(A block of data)
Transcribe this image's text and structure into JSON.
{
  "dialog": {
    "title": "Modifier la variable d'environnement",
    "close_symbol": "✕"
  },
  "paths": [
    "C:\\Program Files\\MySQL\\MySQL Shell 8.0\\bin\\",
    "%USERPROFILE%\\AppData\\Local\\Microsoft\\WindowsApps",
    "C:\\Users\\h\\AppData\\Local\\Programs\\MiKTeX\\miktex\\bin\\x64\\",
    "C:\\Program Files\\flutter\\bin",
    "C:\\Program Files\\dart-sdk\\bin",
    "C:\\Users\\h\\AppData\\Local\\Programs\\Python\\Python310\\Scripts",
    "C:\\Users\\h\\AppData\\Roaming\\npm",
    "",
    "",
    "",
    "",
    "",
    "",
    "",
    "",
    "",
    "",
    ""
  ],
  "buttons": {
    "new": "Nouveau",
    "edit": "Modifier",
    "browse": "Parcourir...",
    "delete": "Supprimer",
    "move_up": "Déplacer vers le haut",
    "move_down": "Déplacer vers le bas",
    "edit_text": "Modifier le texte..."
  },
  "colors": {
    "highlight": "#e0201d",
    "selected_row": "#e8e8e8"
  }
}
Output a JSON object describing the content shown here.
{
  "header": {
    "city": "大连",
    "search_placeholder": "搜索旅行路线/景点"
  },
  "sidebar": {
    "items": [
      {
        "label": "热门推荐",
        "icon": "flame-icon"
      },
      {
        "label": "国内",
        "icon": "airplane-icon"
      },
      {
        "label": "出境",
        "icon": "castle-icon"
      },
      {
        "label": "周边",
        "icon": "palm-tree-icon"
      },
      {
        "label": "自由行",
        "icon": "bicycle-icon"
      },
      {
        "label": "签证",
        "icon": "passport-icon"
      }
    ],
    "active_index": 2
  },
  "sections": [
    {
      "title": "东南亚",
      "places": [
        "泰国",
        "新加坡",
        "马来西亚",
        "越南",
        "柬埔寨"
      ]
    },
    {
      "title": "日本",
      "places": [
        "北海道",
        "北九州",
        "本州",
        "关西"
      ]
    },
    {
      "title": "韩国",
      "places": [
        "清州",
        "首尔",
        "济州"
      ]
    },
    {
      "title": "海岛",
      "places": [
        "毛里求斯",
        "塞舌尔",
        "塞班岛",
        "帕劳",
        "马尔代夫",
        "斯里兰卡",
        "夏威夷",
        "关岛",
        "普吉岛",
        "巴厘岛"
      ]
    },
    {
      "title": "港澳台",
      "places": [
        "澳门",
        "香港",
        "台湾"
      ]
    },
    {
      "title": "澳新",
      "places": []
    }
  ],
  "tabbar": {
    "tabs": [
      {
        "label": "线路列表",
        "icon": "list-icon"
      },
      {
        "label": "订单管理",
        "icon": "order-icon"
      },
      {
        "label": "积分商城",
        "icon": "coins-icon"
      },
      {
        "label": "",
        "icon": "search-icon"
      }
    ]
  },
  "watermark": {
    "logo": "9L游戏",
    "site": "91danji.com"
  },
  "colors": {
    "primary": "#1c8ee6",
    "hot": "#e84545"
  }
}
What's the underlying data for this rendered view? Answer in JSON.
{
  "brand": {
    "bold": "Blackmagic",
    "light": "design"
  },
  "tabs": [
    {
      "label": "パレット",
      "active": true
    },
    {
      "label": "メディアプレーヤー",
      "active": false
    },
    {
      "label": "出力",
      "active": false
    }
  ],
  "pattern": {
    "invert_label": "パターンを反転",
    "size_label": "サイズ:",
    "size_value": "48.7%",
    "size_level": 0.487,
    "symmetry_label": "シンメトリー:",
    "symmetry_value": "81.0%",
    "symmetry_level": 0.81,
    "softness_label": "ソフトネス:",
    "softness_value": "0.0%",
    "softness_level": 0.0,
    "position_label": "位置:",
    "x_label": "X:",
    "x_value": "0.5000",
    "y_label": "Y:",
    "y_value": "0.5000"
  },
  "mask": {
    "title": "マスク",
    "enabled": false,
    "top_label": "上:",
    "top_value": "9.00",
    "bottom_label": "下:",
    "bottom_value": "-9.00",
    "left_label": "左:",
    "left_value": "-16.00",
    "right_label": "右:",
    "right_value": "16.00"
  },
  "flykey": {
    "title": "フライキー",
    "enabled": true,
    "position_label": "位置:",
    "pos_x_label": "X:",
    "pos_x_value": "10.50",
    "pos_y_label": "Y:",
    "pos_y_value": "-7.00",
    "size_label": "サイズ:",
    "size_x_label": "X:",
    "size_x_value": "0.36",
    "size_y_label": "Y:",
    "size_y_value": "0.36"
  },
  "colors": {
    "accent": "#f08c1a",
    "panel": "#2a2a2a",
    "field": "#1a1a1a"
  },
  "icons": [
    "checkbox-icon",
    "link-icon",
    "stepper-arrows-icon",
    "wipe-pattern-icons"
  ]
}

**TO DO**: Write out the whole listing again, exactly as it stands.

**ANSWER**:
Transcribe this image's text and structure into JSON.
{
  "dialog": {
    "title": "Modifier la variable d'environnement",
    "close_symbol": "✕"
  },
  "paths": [
    "C:\\Program Files\\MySQL\\MySQL Shell 8.0\\bin\\",
    "%USERPROFILE%\\AppData\\Local\\Microsoft\\WindowsApps",
    "C:\\Users\\h\\AppData\\Local\\Programs\\MiKTeX\\miktex\\bin\\x64\\",
    "C:\\Program Files\\flutter\\bin",
    "C:\\Program Files\\dart-sdk\\bin",
    "C:\\Users\\h\\AppData\\Local\\Programs\\Python\\Python310\\Scripts",
    "C:\\Users\\h\\AppData\\Roaming\\npm",
    "",
    "",
    "",
    "",
    "",
    "",
    "",
    "",
    "",
    "",
    ""
  ],
  "buttons": {
    "new": "Nouveau",
    "edit": "Modifier",
    "browse": "Parcourir...",
    "delete": "Supprimer",
    "move_up": "Déplacer vers le haut",
    "move_down": "Déplacer vers le bas",
    "edit_text": "Modifier le texte..."
  },
  "colors": {
    "highlight": "#e0201d",
    "selected_row": "#e8e8e8"
  }
}
Output a JSON object describing the content shown here.
{
  "header": {
    "city": "大连",
    "search_placeholder": "搜索旅行路线/景点"
  },
  "sidebar": {
    "items": [
      {
        "label": "热门推荐",
        "icon": "flame-icon"
      },
      {
        "label": "国内",
        "icon": "airplane-icon"
      },
      {
        "label": "出境",
        "icon": "castle-icon"
      },
      {
        "label": "周边",
        "icon": "palm-tree-icon"
      },
      {
        "label": "自由行",
        "icon": "bicycle-icon"
      },
      {
        "label": "签证",
        "icon": "passport-icon"
      }
    ],
    "active_index": 2
  },
  "sections": [
    {
      "title": "东南亚",
      "places": [
        "泰国",
        "新加坡",
        "马来西亚",
        "越南",
        "柬埔寨"
      ]
    },
    {
      "title": "日本",
      "places": [
        "北海道",
        "北九州",
        "本州",
        "关西"
      ]
    },
    {
      "title": "韩国",
      "places": [
        "清州",
        "首尔",
        "济州"
      ]
    },
    {
      "title": "海岛",
      "places": [
        "毛里求斯",
        "塞舌尔",
        "塞班岛",
        "帕劳",
        "马尔代夫",
        "斯里兰卡",
        "夏威夷",
        "关岛",
        "普吉岛",
        "巴厘岛"
      ]
    },
    {
      "title": "港澳台",
      "places": [
        "澳门",
        "香港",
        "台湾"
      ]
    },
    {
      "title": "澳新",
      "places": []
    }
  ],
  "tabbar": {
    "tabs": [
      {
        "label": "线路列表",
        "icon": "list-icon"
      },
      {
        "label": "订单管理",
        "icon": "order-icon"
      },
      {
        "label": "积分商城",
        "icon": "coins-icon"
      },
      {
        "label": "",
        "icon": "search-icon"
      }
    ]
  },
  "watermark": {
    "logo": "9L游戏",
    "site": "91danji.com"
  },
  "colors": {
    "primary": "#1c8ee6",
    "hot": "#e84545"
  }
}
What's the underlying data for this rendered view? Answer in JSON.
{
  "brand": {
    "bold": "Blackmagic",
    "light": "design"
  },
  "tabs": [
    {
      "label": "パレット",
      "active": true
    },
    {
      "label": "メディアプレーヤー",
      "active": false
    },
    {
      "label": "出力",
      "active": false
    }
  ],
  "pattern": {
    "invert_label": "パターンを反転",
    "size_label": "サイズ:",
    "size_value": "48.7%",
    "size_level": 0.487,
    "symmetry_label": "シンメトリー:",
    "symmetry_value": "81.0%",
    "symmetry_level": 0.81,
    "softness_label": "ソフトネス:",
    "softness_value": "0.0%",
    "softness_level": 0.0,
    "position_label": "位置:",
    "x_label": "X:",
    "x_value": "0.5000",
    "y_label": "Y:",
    "y_value": "0.5000"
  },
  "mask": {
    "title": "マスク",
    "enabled": false,
    "top_label": "上:",
    "top_value": "9.00",
    "bottom_label": "下:",
    "bottom_value": "-9.00",
    "left_label": "左:",
    "left_value": "-16.00",
    "right_label": "右:",
    "right_value": "16.00"
  },
  "flykey": {
    "title": "フライキー",
    "enabled": true,
    "position_label": "位置:",
    "pos_x_label": "X:",
    "pos_x_value": "10.50",
    "pos_y_label": "Y:",
    "pos_y_value": "-7.00",
    "size_label": "サイズ:",
    "size_x_label": "X:",
    "size_x_value": "0.36",
    "size_y_label": "Y:",
    "size_y_value": "0.36"
  },
  "colors": {
    "accent": "#f08c1a",
    "panel": "#2a2a2a",
    "field": "#1a1a1a"
  },
  "icons": [
    "checkbox-icon",
    "link-icon",
    "stepper-arrows-icon",
    "wipe-pattern-icons"
  ]
}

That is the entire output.